▶ [GIVEN REQUEST] Transcribe all of the records precisely as they are presented.

▶ [DATA SECTION]
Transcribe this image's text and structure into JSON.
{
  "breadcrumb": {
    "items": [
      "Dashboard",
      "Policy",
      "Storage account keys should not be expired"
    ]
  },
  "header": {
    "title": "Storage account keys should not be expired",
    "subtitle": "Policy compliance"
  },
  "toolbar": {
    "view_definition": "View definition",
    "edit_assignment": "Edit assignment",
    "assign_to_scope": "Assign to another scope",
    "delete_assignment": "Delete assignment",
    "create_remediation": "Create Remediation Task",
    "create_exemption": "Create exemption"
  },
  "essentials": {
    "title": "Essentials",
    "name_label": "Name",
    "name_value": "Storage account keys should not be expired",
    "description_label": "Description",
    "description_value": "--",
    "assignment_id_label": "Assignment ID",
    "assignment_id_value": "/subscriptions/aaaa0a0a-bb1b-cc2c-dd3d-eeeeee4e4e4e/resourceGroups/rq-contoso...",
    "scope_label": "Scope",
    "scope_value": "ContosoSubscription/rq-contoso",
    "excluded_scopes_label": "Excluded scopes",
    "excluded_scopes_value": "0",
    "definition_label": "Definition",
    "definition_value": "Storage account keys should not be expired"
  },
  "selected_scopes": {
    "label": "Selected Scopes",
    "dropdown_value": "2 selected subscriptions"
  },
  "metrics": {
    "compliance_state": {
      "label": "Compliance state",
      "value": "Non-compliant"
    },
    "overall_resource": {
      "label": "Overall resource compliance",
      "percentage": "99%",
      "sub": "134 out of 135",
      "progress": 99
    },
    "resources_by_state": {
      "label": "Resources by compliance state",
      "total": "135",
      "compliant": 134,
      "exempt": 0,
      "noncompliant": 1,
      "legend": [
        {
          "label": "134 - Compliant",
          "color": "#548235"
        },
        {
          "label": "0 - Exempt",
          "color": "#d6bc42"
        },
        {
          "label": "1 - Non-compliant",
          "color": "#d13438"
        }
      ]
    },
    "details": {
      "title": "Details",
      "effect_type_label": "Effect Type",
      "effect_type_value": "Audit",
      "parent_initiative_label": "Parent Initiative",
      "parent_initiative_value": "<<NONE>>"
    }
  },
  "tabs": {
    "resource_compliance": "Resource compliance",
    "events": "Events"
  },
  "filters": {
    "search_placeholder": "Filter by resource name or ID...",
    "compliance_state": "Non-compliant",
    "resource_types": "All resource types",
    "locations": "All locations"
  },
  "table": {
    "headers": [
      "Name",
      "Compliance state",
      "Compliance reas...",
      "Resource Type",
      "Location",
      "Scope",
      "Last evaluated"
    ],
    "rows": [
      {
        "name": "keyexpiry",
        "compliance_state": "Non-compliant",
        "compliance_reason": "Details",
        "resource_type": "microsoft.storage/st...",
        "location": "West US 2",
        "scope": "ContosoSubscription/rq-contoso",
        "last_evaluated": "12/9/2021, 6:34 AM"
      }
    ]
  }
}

▶ [RESPONSE]
Transcribe this image's text and structure into JSON.
{
  "breadcrumb": {
    "items": [
      "Dashboard",
      "Policy",
      "Storage account keys should not be expired"
    ]
  },
  "header": {
    "title": "Storage account keys should not be expired",
    "subtitle": "Policy compliance"
  },
  "toolbar": {
    "view_definition": "View definition",
    "edit_assignment": "Edit assignment",
    "assign_to_scope": "Assign to another scope",
    "delete_assignment": "Delete assignment",
    "create_remediation": "Create Remediation Task",
    "create_exemption": "Create exemption"
  },
  "essentials": {
    "title": "Essentials",
    "name_label": "Name",
    "name_value": "Storage account keys should not be expired",
    "description_label": "Description",
    "description_value": "--",
    "assignment_id_label": "Assignment ID",
    "assignment_id_value": "/subscriptions/aaaa0a0a-bb1b-cc2c-dd3d-eeeeee4e4e4e/resourceGroups/rq-contoso...",
    "scope_label": "Scope",
    "scope_value": "ContosoSubscription/rq-contoso",
    "excluded_scopes_label": "Excluded scopes",
    "excluded_scopes_value": "0",
    "definition_label": "Definition",
    "definition_value": "Storage account keys should not be expired"
  },
  "selected_scopes": {
    "label": "Selected Scopes",
    "dropdown_value": "2 selected subscriptions"
  },
  "metrics": {
    "compliance_state": {
      "label": "Compliance state",
      "value": "Non-compliant"
    },
    "overall_resource": {
      "label": "Overall resource compliance",
      "percentage": "99%",
      "sub": "134 out of 135",
      "progress": 99
    },
    "resources_by_state": {
      "label": "Resources by compliance state",
      "total": "135",
      "compliant": 134,
      "exempt": 0,
      "noncompliant": 1,
      "legend": [
        {
          "label": "134 - Compliant",
          "color": "#548235"
        },
        {
          "label": "0 - Exempt",
          "color": "#d6bc42"
        },
        {
          "label": "1 - Non-compliant",
          "color": "#d13438"
        }
      ]
    },
    "details": {
      "title": "Details",
      "effect_type_label": "Effect Type",
      "effect_type_value": "Audit",
      "parent_initiative_label": "Parent Initiative",
      "parent_initiative_value": "<<NONE>>"
    }
  },
  "tabs": {
    "resource_compliance": "Resource compliance",
    "events": "Events"
  },
  "filters": {
    "search_placeholder": "Filter by resource name or ID...",
    "compliance_state": "Non-compliant",
    "resource_types": "All resource types",
    "locations": "All locations"
  },
  "table": {
    "headers": [
      "Name",
      "Compliance state",
      "Compliance reas...",
      "Resource Type",
      "Location",
      "Scope",
      "Last evaluated"
    ],
    "rows": [
      {
        "name": "keyexpiry",
        "compliance_state": "Non-compliant",
        "compliance_reason": "Details",
        "resource_type": "microsoft.storage/st...",
        "location": "West US 2",
        "scope": "ContosoSubscription/rq-contoso",
        "last_evaluated": "12/9/2021, 6:34 AM"
      }
    ]
  }
}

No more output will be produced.